## OBJECTIVE
The answer is one number: how many lines in the data below hold "right".

+--

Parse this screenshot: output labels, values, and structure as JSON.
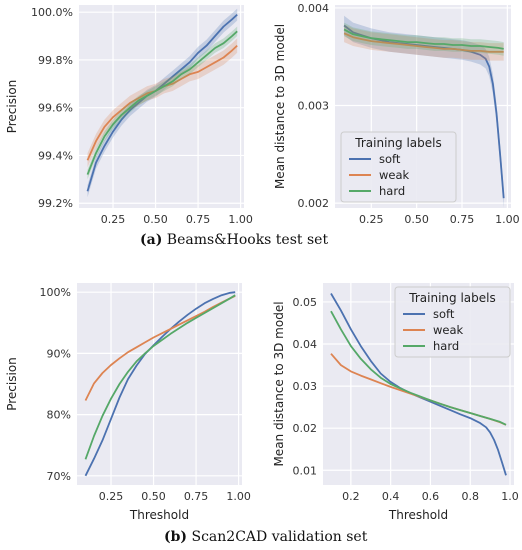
{
  "captions": [
    {
      "letter": "(a)",
      "text": "Beams&Hooks test set"
    },
    {
      "letter": "(b)",
      "text": "Scan2CAD validation set"
    }
  ],
  "colors": {
    "soft": "#4c72b0",
    "weak": "#dd8452",
    "hard": "#55a868"
  },
  "chart_data": [
    {
      "id": "a-left",
      "type": "line",
      "title": "",
      "xlabel": "",
      "ylabel": "Precision",
      "xlim": [
        0.05,
        1.02
      ],
      "ylim": [
        99.18,
        100.03
      ],
      "xticks": [
        0.25,
        0.5,
        0.75,
        1.0
      ],
      "xtick_labels": [
        "0.25",
        "0.50",
        "0.75",
        "1.00"
      ],
      "yticks": [
        99.2,
        99.4,
        99.6,
        99.8,
        100.0
      ],
      "ytick_labels": [
        "99.2%",
        "99.4%",
        "99.6%",
        "99.8%",
        "100.0%"
      ],
      "grid": true,
      "band": true,
      "legend": null,
      "series": [
        {
          "key": "soft",
          "x": [
            0.1,
            0.15,
            0.2,
            0.25,
            0.3,
            0.35,
            0.4,
            0.45,
            0.5,
            0.55,
            0.6,
            0.65,
            0.7,
            0.75,
            0.8,
            0.85,
            0.9,
            0.95,
            0.98
          ],
          "y": [
            99.25,
            99.37,
            99.44,
            99.5,
            99.55,
            99.59,
            99.62,
            99.65,
            99.67,
            99.7,
            99.73,
            99.76,
            99.79,
            99.83,
            99.86,
            99.9,
            99.94,
            99.97,
            99.99
          ],
          "band_width": 0.025
        },
        {
          "key": "weak",
          "x": [
            0.1,
            0.15,
            0.2,
            0.25,
            0.3,
            0.35,
            0.4,
            0.45,
            0.5,
            0.55,
            0.6,
            0.65,
            0.7,
            0.75,
            0.8,
            0.85,
            0.9,
            0.95,
            0.98
          ],
          "y": [
            99.38,
            99.46,
            99.52,
            99.56,
            99.59,
            99.62,
            99.64,
            99.66,
            99.67,
            99.69,
            99.7,
            99.72,
            99.74,
            99.75,
            99.77,
            99.79,
            99.81,
            99.84,
            99.86
          ],
          "band_width": 0.03
        },
        {
          "key": "hard",
          "x": [
            0.1,
            0.15,
            0.2,
            0.25,
            0.3,
            0.35,
            0.4,
            0.45,
            0.5,
            0.55,
            0.6,
            0.65,
            0.7,
            0.75,
            0.8,
            0.85,
            0.9,
            0.95,
            0.98
          ],
          "y": [
            99.32,
            99.41,
            99.48,
            99.53,
            99.57,
            99.6,
            99.63,
            99.65,
            99.67,
            99.69,
            99.71,
            99.74,
            99.76,
            99.79,
            99.82,
            99.85,
            99.87,
            99.9,
            99.92
          ],
          "band_width": 0.02
        }
      ]
    },
    {
      "id": "a-right",
      "type": "line",
      "title": "",
      "xlabel": "",
      "ylabel": "Mean distance to 3D model",
      "xlim": [
        0.05,
        1.02
      ],
      "ylim": [
        0.00195,
        0.00403
      ],
      "xticks": [
        0.25,
        0.5,
        0.75,
        1.0
      ],
      "xtick_labels": [
        "0.25",
        "0.50",
        "0.75",
        "1.00"
      ],
      "yticks": [
        0.002,
        0.003,
        0.004
      ],
      "ytick_labels": [
        "0.002",
        "0.003",
        "0.004"
      ],
      "grid": true,
      "band": true,
      "legend": {
        "title": "Training labels",
        "placement": "lower-left",
        "entries": [
          "soft",
          "weak",
          "hard"
        ]
      },
      "series": [
        {
          "key": "soft",
          "x": [
            0.1,
            0.15,
            0.2,
            0.25,
            0.3,
            0.35,
            0.4,
            0.45,
            0.5,
            0.55,
            0.6,
            0.65,
            0.7,
            0.75,
            0.8,
            0.85,
            0.88,
            0.9,
            0.92,
            0.94,
            0.96,
            0.98
          ],
          "y": [
            0.00382,
            0.00375,
            0.00372,
            0.00369,
            0.00367,
            0.00365,
            0.00364,
            0.00363,
            0.00362,
            0.00361,
            0.0036,
            0.00359,
            0.00358,
            0.00357,
            0.00355,
            0.00352,
            0.00348,
            0.0034,
            0.00322,
            0.00292,
            0.0025,
            0.00205
          ],
          "band_width": 0.0001
        },
        {
          "key": "weak",
          "x": [
            0.1,
            0.15,
            0.2,
            0.25,
            0.3,
            0.35,
            0.4,
            0.45,
            0.5,
            0.55,
            0.6,
            0.65,
            0.7,
            0.75,
            0.8,
            0.85,
            0.9,
            0.95,
            0.98
          ],
          "y": [
            0.00374,
            0.0037,
            0.00368,
            0.00366,
            0.00365,
            0.00364,
            0.00363,
            0.00362,
            0.00361,
            0.0036,
            0.00359,
            0.00358,
            0.00358,
            0.00357,
            0.00356,
            0.00356,
            0.00355,
            0.00355,
            0.00355
          ],
          "band_width": 9e-05
        },
        {
          "key": "hard",
          "x": [
            0.1,
            0.15,
            0.2,
            0.25,
            0.3,
            0.35,
            0.4,
            0.45,
            0.5,
            0.55,
            0.6,
            0.65,
            0.7,
            0.75,
            0.8,
            0.85,
            0.9,
            0.95,
            0.98
          ],
          "y": [
            0.00378,
            0.00373,
            0.00371,
            0.00369,
            0.00368,
            0.00367,
            0.00366,
            0.00365,
            0.00365,
            0.00364,
            0.00363,
            0.00363,
            0.00362,
            0.00362,
            0.00361,
            0.00361,
            0.0036,
            0.00359,
            0.00358
          ],
          "band_width": 7e-05
        }
      ]
    },
    {
      "id": "b-left",
      "type": "line",
      "title": "",
      "xlabel": "Threshold",
      "ylabel": "Precision",
      "xlim": [
        0.05,
        1.02
      ],
      "ylim": [
        68.5,
        101.5
      ],
      "xticks": [
        0.25,
        0.5,
        0.75,
        1.0
      ],
      "xtick_labels": [
        "0.25",
        "0.50",
        "0.75",
        "1.00"
      ],
      "yticks": [
        70,
        80,
        90,
        100
      ],
      "ytick_labels": [
        "70%",
        "80%",
        "90%",
        "100%"
      ],
      "grid": true,
      "band": false,
      "legend": null,
      "series": [
        {
          "key": "soft",
          "x": [
            0.1,
            0.15,
            0.2,
            0.25,
            0.3,
            0.35,
            0.4,
            0.45,
            0.5,
            0.55,
            0.6,
            0.65,
            0.7,
            0.75,
            0.8,
            0.85,
            0.9,
            0.95,
            0.98
          ],
          "y": [
            70,
            72.8,
            75.8,
            79.3,
            82.8,
            85.8,
            88,
            89.9,
            91.3,
            92.7,
            94,
            95.2,
            96.3,
            97.3,
            98.2,
            98.9,
            99.5,
            99.9,
            100
          ]
        },
        {
          "key": "weak",
          "x": [
            0.1,
            0.15,
            0.2,
            0.25,
            0.3,
            0.35,
            0.4,
            0.45,
            0.5,
            0.55,
            0.6,
            0.65,
            0.7,
            0.75,
            0.8,
            0.85,
            0.9,
            0.95,
            0.98
          ],
          "y": [
            82.3,
            85.1,
            86.8,
            88.1,
            89.2,
            90.2,
            91,
            91.8,
            92.6,
            93.3,
            94,
            94.7,
            95.4,
            96.1,
            96.8,
            97.6,
            98.3,
            99,
            99.4
          ]
        },
        {
          "key": "hard",
          "x": [
            0.1,
            0.15,
            0.2,
            0.25,
            0.3,
            0.35,
            0.4,
            0.45,
            0.5,
            0.55,
            0.6,
            0.65,
            0.7,
            0.75,
            0.8,
            0.85,
            0.9,
            0.95,
            0.98
          ],
          "y": [
            72.7,
            76.5,
            79.8,
            82.6,
            85,
            87,
            88.7,
            90,
            91.2,
            92.2,
            93.2,
            94.1,
            95,
            95.8,
            96.6,
            97.4,
            98.2,
            99,
            99.5
          ]
        }
      ]
    },
    {
      "id": "b-right",
      "type": "line",
      "title": "",
      "xlabel": "Threshold",
      "ylabel": "Mean distance to 3D model",
      "xlim": [
        0.06,
        1.02
      ],
      "ylim": [
        0.0065,
        0.0545
      ],
      "xticks": [
        0.2,
        0.4,
        0.6,
        0.8,
        1.0
      ],
      "xtick_labels": [
        "0.2",
        "0.4",
        "0.6",
        "0.8",
        "1.0"
      ],
      "yticks": [
        0.01,
        0.02,
        0.03,
        0.04,
        0.05
      ],
      "ytick_labels": [
        "0.01",
        "0.02",
        "0.03",
        "0.04",
        "0.05"
      ],
      "grid": true,
      "band": false,
      "legend": {
        "title": "Training labels",
        "placement": "upper-right",
        "entries": [
          "soft",
          "weak",
          "hard"
        ]
      },
      "series": [
        {
          "key": "soft",
          "x": [
            0.1,
            0.15,
            0.2,
            0.25,
            0.3,
            0.35,
            0.4,
            0.45,
            0.5,
            0.55,
            0.6,
            0.65,
            0.7,
            0.75,
            0.8,
            0.85,
            0.88,
            0.9,
            0.92,
            0.94,
            0.96,
            0.98
          ],
          "y": [
            0.052,
            0.048,
            0.0435,
            0.0395,
            0.036,
            0.033,
            0.031,
            0.0295,
            0.0283,
            0.0273,
            0.0263,
            0.0253,
            0.0243,
            0.0233,
            0.0224,
            0.0212,
            0.0202,
            0.019,
            0.0172,
            0.0148,
            0.0118,
            0.0088
          ]
        },
        {
          "key": "weak",
          "x": [
            0.1,
            0.15,
            0.2,
            0.25,
            0.3,
            0.35,
            0.4,
            0.45,
            0.5,
            0.55,
            0.6,
            0.65,
            0.7,
            0.75,
            0.8,
            0.85,
            0.9,
            0.95,
            0.98
          ],
          "y": [
            0.0377,
            0.035,
            0.0335,
            0.0325,
            0.0316,
            0.0307,
            0.0298,
            0.029,
            0.0282,
            0.0274,
            0.0266,
            0.0258,
            0.025,
            0.0243,
            0.0236,
            0.0229,
            0.0222,
            0.0214,
            0.0208
          ]
        },
        {
          "key": "hard",
          "x": [
            0.1,
            0.15,
            0.2,
            0.25,
            0.3,
            0.35,
            0.4,
            0.45,
            0.5,
            0.55,
            0.6,
            0.65,
            0.7,
            0.75,
            0.8,
            0.85,
            0.9,
            0.95,
            0.98
          ],
          "y": [
            0.0478,
            0.0435,
            0.0395,
            0.0365,
            0.034,
            0.032,
            0.0305,
            0.0294,
            0.0284,
            0.0275,
            0.0266,
            0.0258,
            0.025,
            0.0243,
            0.0236,
            0.0229,
            0.0222,
            0.0215,
            0.0208
          ]
        }
      ]
    }
  ]
}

+--

## EXERCISE RESULT
3